• [PROVIDED MATERIAL]
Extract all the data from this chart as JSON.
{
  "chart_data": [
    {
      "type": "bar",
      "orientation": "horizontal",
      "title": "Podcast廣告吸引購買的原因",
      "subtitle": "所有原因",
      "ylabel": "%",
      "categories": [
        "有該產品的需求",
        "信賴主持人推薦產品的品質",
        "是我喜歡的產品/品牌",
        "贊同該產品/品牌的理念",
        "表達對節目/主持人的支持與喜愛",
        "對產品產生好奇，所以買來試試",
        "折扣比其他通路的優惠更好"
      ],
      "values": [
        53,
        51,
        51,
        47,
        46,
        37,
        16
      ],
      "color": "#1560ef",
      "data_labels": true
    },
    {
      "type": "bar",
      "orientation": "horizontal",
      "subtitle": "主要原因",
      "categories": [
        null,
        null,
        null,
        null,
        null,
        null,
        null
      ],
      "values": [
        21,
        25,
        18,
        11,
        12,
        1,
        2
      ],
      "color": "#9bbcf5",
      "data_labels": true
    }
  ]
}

• [INSTRUCTIONS FOR THE TASK] Nothing should be changed: write out all of the data as is.

• [SOLUTION]
Extract all the data from this chart as JSON.
{
  "chart_data": [
    {
      "type": "bar",
      "orientation": "horizontal",
      "title": "Podcast廣告吸引購買的原因",
      "subtitle": "所有原因",
      "ylabel": "%",
      "categories": [
        "有該產品的需求",
        "信賴主持人推薦產品的品質",
        "是我喜歡的產品/品牌",
        "贊同該產品/品牌的理念",
        "表達對節目/主持人的支持與喜愛",
        "對產品產生好奇，所以買來試試",
        "折扣比其他通路的優惠更好"
      ],
      "values": [
        53,
        51,
        51,
        47,
        46,
        37,
        16
      ],
      "color": "#1560ef",
      "data_labels": true
    },
    {
      "type": "bar",
      "orientation": "horizontal",
      "subtitle": "主要原因",
      "categories": [
        null,
        null,
        null,
        null,
        null,
        null,
        null
      ],
      "values": [
        21,
        25,
        18,
        11,
        12,
        1,
        2
      ],
      "color": "#9bbcf5",
      "data_labels": true
    }
  ]
}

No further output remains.